((
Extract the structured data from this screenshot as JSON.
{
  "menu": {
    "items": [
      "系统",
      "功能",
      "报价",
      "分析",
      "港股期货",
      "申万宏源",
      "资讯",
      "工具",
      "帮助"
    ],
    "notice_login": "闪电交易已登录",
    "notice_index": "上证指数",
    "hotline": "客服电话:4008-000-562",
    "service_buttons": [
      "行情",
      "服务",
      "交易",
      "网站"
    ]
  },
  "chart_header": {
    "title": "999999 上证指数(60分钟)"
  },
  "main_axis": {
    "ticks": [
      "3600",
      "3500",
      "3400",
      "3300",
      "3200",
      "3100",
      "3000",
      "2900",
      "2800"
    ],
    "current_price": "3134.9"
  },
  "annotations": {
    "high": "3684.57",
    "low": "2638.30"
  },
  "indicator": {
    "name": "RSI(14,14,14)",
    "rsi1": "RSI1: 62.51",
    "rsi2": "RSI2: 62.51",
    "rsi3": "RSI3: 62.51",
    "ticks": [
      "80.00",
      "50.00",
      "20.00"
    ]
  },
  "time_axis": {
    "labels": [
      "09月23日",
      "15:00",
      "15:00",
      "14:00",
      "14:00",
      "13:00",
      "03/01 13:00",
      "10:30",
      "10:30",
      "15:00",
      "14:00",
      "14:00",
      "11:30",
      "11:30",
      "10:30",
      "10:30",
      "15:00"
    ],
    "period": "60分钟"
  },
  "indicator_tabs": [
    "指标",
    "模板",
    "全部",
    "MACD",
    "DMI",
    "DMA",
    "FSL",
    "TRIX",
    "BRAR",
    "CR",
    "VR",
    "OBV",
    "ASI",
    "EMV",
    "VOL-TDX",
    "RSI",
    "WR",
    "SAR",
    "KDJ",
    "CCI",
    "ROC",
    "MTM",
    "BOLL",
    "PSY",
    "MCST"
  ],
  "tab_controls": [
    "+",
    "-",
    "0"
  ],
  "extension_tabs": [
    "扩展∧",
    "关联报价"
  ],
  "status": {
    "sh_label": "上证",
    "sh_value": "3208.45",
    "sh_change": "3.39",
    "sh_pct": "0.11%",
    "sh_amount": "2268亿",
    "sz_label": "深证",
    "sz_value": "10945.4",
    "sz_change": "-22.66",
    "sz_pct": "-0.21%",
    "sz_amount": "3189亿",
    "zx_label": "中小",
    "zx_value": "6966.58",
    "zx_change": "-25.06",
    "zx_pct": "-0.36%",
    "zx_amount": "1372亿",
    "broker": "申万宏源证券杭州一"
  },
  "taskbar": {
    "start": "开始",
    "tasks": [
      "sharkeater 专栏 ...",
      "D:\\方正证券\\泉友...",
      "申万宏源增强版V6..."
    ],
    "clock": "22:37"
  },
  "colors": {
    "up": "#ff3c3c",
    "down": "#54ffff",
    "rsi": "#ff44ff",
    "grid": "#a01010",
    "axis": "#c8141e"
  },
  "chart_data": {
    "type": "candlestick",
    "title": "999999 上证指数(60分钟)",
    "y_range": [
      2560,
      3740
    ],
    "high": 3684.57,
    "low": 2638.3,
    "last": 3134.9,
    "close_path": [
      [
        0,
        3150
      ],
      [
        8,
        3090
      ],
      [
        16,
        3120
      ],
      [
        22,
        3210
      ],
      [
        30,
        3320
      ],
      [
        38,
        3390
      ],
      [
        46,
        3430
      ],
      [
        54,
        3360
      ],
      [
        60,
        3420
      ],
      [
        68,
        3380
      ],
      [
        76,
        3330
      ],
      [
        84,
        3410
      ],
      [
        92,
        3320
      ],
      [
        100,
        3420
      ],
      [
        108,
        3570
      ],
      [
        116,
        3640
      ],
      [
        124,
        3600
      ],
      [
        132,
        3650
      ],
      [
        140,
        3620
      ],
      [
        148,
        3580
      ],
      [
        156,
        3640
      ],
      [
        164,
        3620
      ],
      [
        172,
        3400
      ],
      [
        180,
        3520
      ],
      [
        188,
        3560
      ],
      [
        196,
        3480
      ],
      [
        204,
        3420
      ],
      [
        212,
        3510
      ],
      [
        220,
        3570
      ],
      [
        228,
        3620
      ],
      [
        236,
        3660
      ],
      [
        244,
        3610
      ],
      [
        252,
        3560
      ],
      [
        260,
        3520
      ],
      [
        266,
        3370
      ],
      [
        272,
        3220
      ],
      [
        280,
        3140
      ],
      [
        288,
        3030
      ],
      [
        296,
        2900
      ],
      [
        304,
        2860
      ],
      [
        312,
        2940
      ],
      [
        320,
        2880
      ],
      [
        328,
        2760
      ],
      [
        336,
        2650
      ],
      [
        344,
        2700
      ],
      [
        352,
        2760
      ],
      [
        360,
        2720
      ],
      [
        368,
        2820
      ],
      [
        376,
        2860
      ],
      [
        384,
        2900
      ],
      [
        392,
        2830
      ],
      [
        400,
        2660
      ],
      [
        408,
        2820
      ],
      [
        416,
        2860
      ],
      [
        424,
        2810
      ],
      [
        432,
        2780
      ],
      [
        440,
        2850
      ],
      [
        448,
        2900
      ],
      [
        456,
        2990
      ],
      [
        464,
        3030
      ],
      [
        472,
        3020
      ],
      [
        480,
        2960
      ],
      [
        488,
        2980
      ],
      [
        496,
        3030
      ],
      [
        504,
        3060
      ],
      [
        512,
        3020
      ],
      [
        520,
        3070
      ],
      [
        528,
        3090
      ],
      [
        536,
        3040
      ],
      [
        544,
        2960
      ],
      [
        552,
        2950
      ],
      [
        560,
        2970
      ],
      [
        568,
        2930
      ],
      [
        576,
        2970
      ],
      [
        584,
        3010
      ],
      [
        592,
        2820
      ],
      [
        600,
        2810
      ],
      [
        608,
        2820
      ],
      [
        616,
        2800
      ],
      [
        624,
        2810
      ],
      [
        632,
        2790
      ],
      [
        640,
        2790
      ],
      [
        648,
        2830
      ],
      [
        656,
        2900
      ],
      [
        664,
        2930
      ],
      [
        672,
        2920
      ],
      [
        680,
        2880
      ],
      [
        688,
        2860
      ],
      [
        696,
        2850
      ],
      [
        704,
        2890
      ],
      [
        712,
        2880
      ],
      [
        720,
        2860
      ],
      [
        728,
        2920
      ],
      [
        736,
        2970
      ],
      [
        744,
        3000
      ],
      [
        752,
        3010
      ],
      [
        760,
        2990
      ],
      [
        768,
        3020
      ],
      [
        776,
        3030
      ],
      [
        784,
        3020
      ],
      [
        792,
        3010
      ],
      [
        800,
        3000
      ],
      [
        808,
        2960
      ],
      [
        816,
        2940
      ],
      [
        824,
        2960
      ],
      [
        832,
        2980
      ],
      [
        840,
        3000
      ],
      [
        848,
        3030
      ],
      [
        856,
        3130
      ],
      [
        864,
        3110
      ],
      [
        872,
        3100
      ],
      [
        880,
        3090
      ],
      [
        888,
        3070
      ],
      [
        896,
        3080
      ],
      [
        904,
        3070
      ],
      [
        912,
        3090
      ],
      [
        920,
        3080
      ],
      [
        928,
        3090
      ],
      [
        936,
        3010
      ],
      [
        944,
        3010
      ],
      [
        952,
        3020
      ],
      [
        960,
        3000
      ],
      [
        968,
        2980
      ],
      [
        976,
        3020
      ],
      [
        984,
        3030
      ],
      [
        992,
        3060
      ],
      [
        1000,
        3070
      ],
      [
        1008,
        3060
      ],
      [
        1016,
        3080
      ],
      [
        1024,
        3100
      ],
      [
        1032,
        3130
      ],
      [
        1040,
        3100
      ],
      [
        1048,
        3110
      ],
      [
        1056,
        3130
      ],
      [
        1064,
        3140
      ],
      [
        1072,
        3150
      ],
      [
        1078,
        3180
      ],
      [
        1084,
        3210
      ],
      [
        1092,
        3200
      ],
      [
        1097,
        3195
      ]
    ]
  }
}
))
■ Task ■
Search the listing for the word "title" and return each line that holds it.

■ Correct output ■
    "title": "999999 上证指数(60分钟)"
    "title": "999999 上证指数(60分钟)",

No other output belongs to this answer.